-------- Material provided

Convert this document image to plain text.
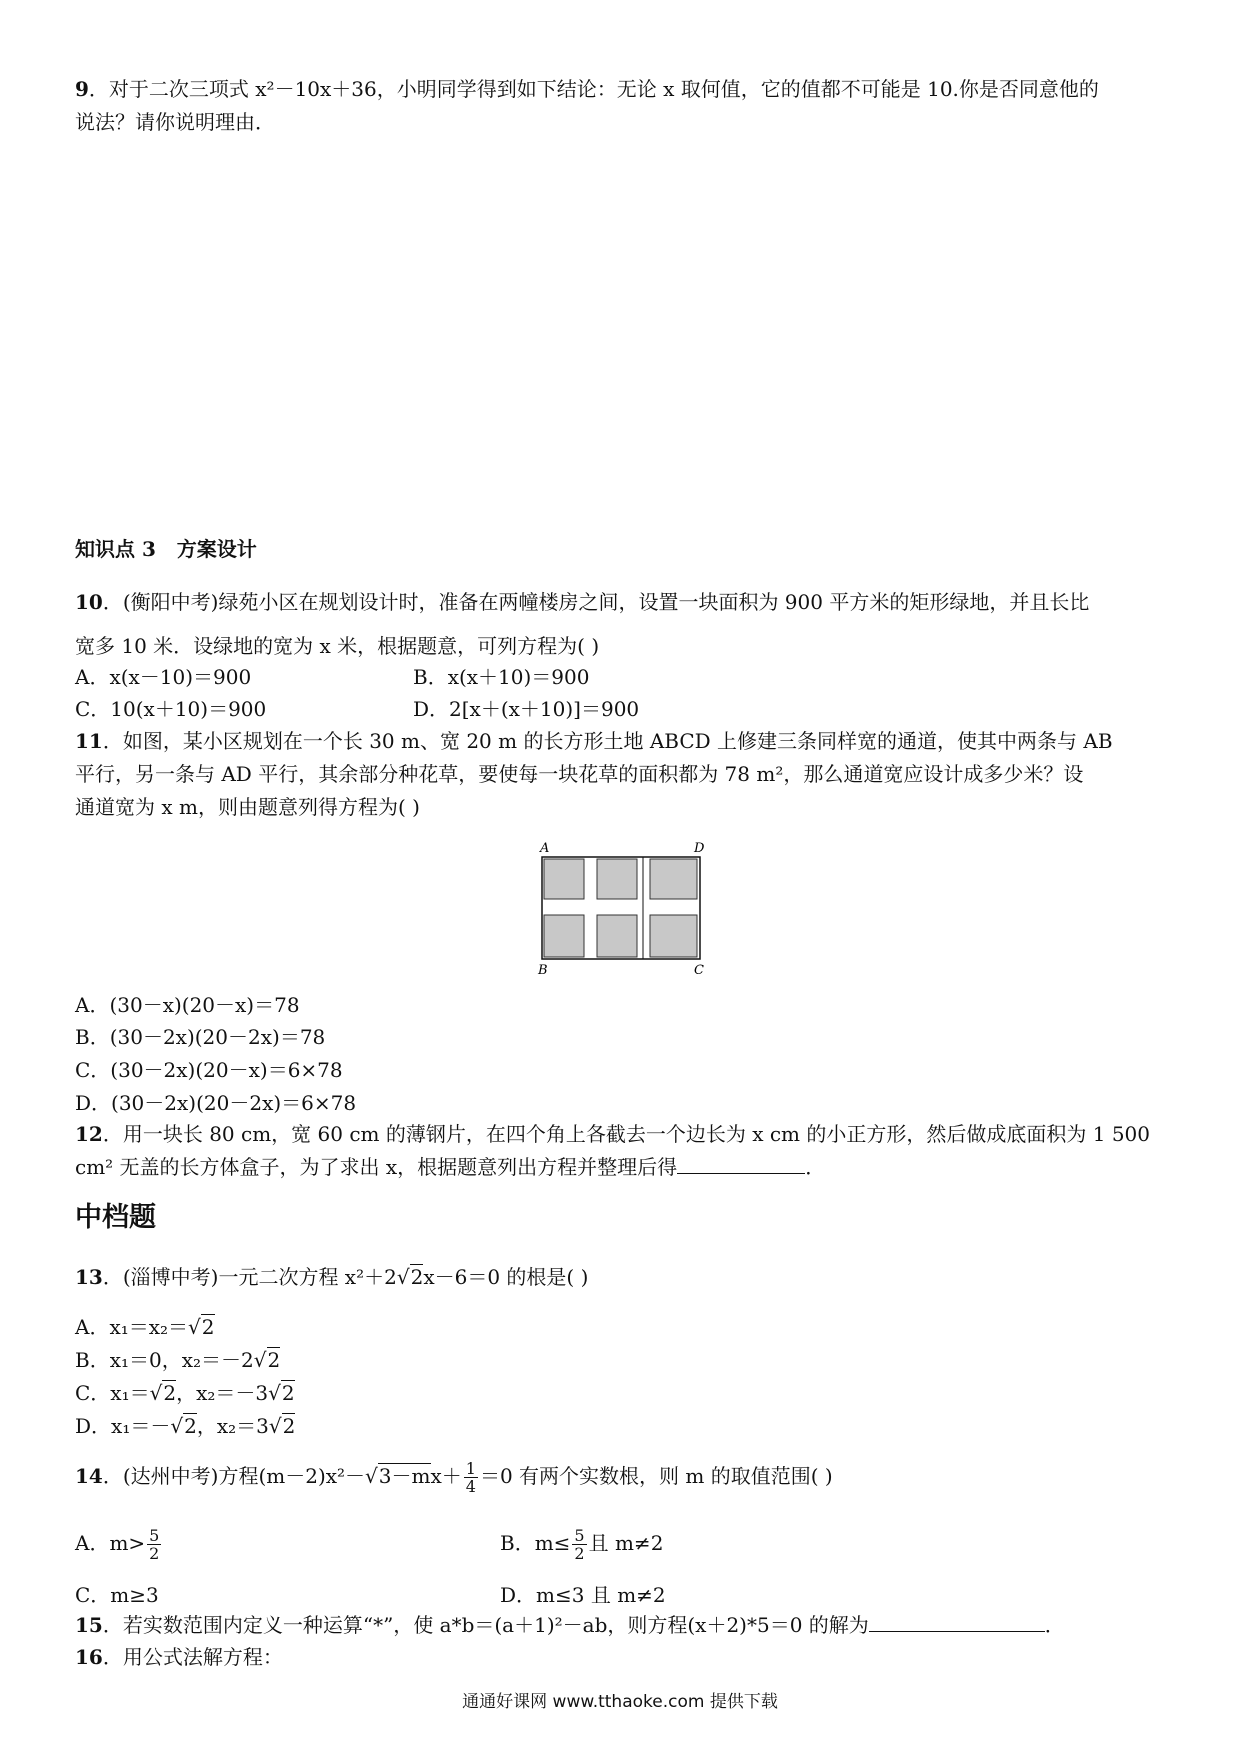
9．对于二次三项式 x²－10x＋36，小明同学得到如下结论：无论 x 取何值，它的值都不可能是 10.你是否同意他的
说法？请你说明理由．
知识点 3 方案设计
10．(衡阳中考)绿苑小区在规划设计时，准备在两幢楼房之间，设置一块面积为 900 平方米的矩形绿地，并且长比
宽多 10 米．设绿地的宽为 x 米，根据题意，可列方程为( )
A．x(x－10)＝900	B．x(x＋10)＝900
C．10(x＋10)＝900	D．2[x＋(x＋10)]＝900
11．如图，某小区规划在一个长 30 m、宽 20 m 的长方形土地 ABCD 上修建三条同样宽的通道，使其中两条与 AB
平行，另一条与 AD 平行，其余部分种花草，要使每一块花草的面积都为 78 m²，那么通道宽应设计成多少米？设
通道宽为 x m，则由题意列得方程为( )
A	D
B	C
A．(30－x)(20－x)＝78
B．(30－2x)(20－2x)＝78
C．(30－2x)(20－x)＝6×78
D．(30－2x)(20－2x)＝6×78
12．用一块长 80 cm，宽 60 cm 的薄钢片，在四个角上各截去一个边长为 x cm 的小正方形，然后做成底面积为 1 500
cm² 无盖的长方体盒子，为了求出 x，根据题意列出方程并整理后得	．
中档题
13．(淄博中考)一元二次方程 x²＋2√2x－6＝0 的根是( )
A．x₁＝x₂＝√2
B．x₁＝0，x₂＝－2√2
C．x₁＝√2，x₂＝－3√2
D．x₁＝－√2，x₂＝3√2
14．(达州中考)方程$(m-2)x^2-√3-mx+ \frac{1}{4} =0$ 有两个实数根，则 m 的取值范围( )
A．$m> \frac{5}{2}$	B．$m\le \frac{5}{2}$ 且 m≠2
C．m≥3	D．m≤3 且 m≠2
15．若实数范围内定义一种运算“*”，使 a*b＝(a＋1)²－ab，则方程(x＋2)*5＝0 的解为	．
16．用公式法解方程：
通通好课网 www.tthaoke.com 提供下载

----------------
-------- Material provided

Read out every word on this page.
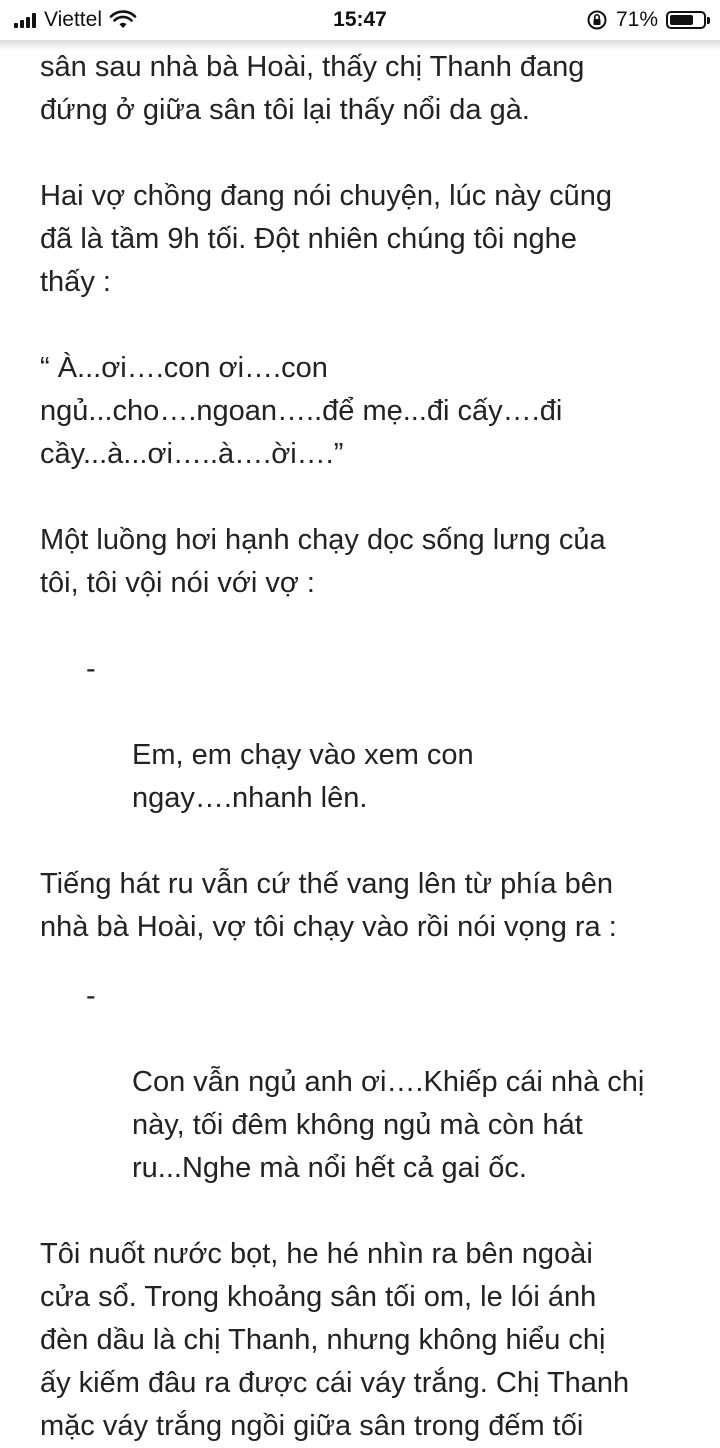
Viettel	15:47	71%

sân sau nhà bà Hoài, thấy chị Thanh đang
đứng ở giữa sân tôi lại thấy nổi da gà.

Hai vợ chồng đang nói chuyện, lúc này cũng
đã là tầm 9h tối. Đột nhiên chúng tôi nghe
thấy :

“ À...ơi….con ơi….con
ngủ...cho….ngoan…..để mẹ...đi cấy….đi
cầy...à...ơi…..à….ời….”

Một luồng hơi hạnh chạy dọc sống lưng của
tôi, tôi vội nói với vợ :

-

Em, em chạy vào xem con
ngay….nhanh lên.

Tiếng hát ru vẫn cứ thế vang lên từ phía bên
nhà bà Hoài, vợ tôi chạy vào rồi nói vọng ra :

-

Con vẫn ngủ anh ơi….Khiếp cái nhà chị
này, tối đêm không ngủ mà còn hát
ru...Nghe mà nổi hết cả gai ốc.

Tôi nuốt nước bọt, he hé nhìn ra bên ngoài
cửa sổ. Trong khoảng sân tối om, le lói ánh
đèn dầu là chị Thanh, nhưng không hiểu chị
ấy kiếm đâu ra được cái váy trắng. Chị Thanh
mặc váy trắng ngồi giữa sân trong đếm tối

----------------
-------- Material provided

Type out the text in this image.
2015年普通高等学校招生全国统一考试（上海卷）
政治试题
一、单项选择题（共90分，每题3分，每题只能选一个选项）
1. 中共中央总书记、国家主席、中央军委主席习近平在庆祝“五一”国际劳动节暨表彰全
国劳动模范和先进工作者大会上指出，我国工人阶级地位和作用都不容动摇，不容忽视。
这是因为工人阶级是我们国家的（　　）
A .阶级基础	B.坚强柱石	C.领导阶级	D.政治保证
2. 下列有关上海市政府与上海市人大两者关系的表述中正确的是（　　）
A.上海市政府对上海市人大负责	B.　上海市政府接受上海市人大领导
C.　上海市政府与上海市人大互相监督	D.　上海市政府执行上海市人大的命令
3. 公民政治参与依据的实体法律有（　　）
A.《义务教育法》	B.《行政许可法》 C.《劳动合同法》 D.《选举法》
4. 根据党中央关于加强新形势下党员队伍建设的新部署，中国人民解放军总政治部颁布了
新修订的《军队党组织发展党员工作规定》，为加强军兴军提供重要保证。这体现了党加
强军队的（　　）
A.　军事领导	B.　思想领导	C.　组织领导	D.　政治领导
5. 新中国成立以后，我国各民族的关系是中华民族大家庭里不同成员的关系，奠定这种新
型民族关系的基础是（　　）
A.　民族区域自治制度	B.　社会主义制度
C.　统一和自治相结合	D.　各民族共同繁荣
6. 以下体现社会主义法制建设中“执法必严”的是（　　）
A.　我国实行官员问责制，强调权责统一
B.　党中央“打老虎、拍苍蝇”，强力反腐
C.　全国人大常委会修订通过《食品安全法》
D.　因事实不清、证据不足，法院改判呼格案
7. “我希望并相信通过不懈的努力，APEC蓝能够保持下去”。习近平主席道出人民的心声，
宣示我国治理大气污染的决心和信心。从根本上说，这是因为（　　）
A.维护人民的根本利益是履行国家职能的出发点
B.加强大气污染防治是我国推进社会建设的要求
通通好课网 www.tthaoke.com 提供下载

----------------

*Stated goal*.
State the number of lines above that hold the string "giữa", with nothing added.

*Full solution*.
2